Give every line of the material again, exactly as written.

[Data entries for graphics]

════════════════════

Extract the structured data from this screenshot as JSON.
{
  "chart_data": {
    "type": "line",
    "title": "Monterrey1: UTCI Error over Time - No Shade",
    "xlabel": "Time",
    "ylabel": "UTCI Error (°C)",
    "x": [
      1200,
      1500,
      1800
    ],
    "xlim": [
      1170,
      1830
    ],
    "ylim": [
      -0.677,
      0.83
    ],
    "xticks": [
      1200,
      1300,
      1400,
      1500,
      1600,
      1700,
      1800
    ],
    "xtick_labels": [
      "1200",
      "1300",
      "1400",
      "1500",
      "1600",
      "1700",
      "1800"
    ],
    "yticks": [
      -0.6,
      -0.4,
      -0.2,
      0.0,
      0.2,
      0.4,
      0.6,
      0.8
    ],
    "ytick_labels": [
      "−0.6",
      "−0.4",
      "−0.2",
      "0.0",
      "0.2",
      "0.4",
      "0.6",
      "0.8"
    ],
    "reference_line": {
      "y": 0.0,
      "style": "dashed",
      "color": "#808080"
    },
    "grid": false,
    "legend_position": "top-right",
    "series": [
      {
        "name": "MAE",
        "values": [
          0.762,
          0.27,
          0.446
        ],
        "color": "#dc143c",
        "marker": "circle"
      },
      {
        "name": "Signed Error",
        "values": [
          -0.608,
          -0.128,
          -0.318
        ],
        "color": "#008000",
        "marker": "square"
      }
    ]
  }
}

════════════════════

■ **FULL ANSWER**
Extract the structured data from this screenshot as JSON.
{
  "chart_data": {
    "type": "line",
    "title": "Monterrey1: UTCI Error over Time - No Shade",
    "xlabel": "Time",
    "ylabel": "UTCI Error (°C)",
    "x": [
      1200,
      1500,
      1800
    ],
    "xlim": [
      1170,
      1830
    ],
    "ylim": [
      -0.677,
      0.83
    ],
    "xticks": [
      1200,
      1300,
      1400,
      1500,
      1600,
      1700,
      1800
    ],
    "xtick_labels": [
      "1200",
      "1300",
      "1400",
      "1500",
      "1600",
      "1700",
      "1800"
    ],
    "yticks": [
      -0.6,
      -0.4,
      -0.2,
      0.0,
      0.2,
      0.4,
      0.6,
      0.8
    ],
    "ytick_labels": [
      "−0.6",
      "−0.4",
      "−0.2",
      "0.0",
      "0.2",
      "0.4",
      "0.6",
      "0.8"
    ],
    "reference_line": {
      "y": 0.0,
      "style": "dashed",
      "color": "#808080"
    },
    "grid": false,
    "legend_position": "top-right",
    "series": [
      {
        "name": "MAE",
        "values": [
          0.762,
          0.27,
          0.446
        ],
        "color": "#dc143c",
        "marker": "circle"
      },
      {
        "name": "Signed Error",
        "values": [
          -0.608,
          -0.128,
          -0.318
        ],
        "color": "#008000",
        "marker": "square"
      }
    ]
  }
}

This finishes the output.